Manque de mixité sociale, ségrégation, discriminations scolaires… Autant de termes qui hier encore, faisaient l’objet de politiques et qui, aujourd’hui, ont pratiquement disparu de la rhétorique officielle. Pourtant, les études montrent que ces problèmes sont au coeur du fonctionnement très inégalitaire de l’école française et qu’ils nourrissent un fort sentiment d’injustice chez les populations qui les vivent, dans les quartiers populaires et certaines régions délaissées. Dans un ouvrage récent (1), « Regards croisés sur la socialisation », Choukri Ben Ayed, professeur de sociologie à l’université de Limoges, revient, dans un article fouillé, sur la mobilisation du « collectif des parents d’élèves du Petit Bard », un quartier populaire de Montpellier. Des mères, essentiellement, qui s’étaient élevées contre la ségrégation et les discriminations scolaires. Le chercheur analyse les avancées qu’ont permis leur combat, les limites et les résistances rencontrées.
Q – Le collectif du Petit Bard n’a finalement pas gagné grand-chose après ses années de lutte et malgré la couverture médiatique dont il a bénéficié. Où sont les blocages ?
R – En effet, les réponses aux revendications portées pour l’heure ne sont pas encore à la hauteur des espérances, notamment le volet resectorisation (des écoles et collèges, afin de permettre davantage de mixité, ndlr) tant attendu. Cependant, le tableau n’est pas si sombre. Depuis la rédaction du chapitre, des rencontres au ministère de l’Éducation nationale, un travail de collaboration avec le rectorat, des groupes de travail se mettent en place, certes à un rythme lent et pas nécessairement en faisant appel à des ressources qui pourraient être utiles pour accompagner ces transformations (chercheurs, appui ministériel, etc.).
Paradoxalement, c’est davantage sur le terrain de la politique de la ville que les avancées ont été les plus sensibles, avec l’obtention récente d’un poste d’adulte relais sur le quartier, ainsi qu’un local bientôt inauguré et des expérimentations d’actions concrètes (coéducation, prévention langage….). Ce qui caractérise cependant encore les institutions locales, c’est toujours cette inertie et la difficulté à reconnaître et se saisir de leur expertise citoyenne. Mais le combat du collectif grignote petit à petit du terrain, certes à un prix important : une mobilisation opiniâtre sur la durée et qui ne sombre jamais dans le désespoir, une détermination inébranlable.

◆ ◆ ◆ ◆

Objectif a: Convertissez en liste numérotée les lignes des données à traiter, depuis la toute première jusqu'à celle qui contient « minus-icon[interactable]: − <box>400 », bornes comprises, en omettant les lignes vides.

Données à traiter:
◆ ◆ ◆ ◆

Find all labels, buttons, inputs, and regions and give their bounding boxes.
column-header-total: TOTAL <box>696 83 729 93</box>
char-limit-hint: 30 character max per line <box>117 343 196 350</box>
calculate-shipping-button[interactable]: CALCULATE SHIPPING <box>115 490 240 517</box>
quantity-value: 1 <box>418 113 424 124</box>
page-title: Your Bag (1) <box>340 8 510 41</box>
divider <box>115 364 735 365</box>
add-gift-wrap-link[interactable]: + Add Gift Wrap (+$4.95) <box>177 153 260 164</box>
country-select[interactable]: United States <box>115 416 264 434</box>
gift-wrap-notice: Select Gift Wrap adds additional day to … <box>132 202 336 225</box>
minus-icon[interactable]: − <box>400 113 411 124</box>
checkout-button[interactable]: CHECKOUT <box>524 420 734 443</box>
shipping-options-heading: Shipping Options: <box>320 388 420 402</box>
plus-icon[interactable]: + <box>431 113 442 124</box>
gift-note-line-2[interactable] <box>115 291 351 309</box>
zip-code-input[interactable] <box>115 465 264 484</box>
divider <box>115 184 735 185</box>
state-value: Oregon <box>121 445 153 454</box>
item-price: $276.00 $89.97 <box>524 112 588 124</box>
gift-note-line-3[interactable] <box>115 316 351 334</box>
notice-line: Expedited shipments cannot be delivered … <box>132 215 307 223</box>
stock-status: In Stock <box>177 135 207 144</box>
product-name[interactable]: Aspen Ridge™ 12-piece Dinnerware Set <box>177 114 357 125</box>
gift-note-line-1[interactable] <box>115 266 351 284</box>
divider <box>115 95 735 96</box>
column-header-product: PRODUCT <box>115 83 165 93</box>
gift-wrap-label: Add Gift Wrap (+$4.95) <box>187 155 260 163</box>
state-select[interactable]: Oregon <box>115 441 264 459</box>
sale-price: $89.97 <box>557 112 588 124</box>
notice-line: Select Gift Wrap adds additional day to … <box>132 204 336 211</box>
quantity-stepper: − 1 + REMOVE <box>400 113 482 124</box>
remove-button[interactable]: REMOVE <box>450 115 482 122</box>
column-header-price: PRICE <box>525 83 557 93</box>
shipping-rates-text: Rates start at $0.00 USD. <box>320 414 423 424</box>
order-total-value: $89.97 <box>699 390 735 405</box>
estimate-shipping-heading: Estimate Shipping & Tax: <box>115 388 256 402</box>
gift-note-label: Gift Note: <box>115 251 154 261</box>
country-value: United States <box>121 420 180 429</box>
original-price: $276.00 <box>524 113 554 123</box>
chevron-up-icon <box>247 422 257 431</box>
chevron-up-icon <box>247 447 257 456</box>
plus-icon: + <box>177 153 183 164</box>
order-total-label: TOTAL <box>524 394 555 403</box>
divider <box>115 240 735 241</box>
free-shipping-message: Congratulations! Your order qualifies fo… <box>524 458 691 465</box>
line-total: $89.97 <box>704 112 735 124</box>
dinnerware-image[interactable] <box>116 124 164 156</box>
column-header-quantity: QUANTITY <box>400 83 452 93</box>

◆ ◆ ◆ ◆

Objectif b: Recopiez à l'identique le passage sur le collectif du Petit Bard, depuis « R – En effet, les » jusqu'à « appui ministériel, etc.). » inclus.

Résultat attendu a:
1. Find all labels, buttons, inputs, and regions and give their bounding boxes.
2. column-header-total: TOTAL <box>696 83 729 93</box>
3. char-limit-hint: 30 character max per line <box>117 343 196 350</box>
4. calculate-shipping-button[interactable]: CALCULATE SHIPPING <box>115 490 240 517</box>
5. quantity-value: 1 <box>418 113 424 124</box>
6. page-title: Your Bag (1) <box>340 8 510 41</box>
7. divider <box>115 364 735 365</box>
8. add-gift-wrap-link[interactable]: + Add Gift Wrap (+$4.95) <box>177 153 260 164</box>
9. country-select[interactable]: United States <box>115 416 264 434</box>
10. gift-wrap-notice: Select Gift Wrap adds additional day to … <box>132 202 336 225</box>
11. minus-icon[interactable]: − <box>400 113 411 124</box>

Résultat attendu b:
R – En effet, les réponses aux revendications portées pour l’heure ne sont pas encore à la hauteur des espérances, notamment le volet resectorisation (des écoles et collèges, afin de permettre davantage de mixité, ndlr) tant attendu. Cependant, le tableau n’est pas si sombre. Depuis la rédaction du chapitre, des rencontres au ministère de l’Éducation nationale, un travail de collaboration avec le rectorat, des groupes de travail se mettent en place, certes à un rythme lent et pas nécessairement en faisant appel à des ressources qui pourraient être utiles pour accompagner ces transformations (chercheurs, appui ministériel, etc.).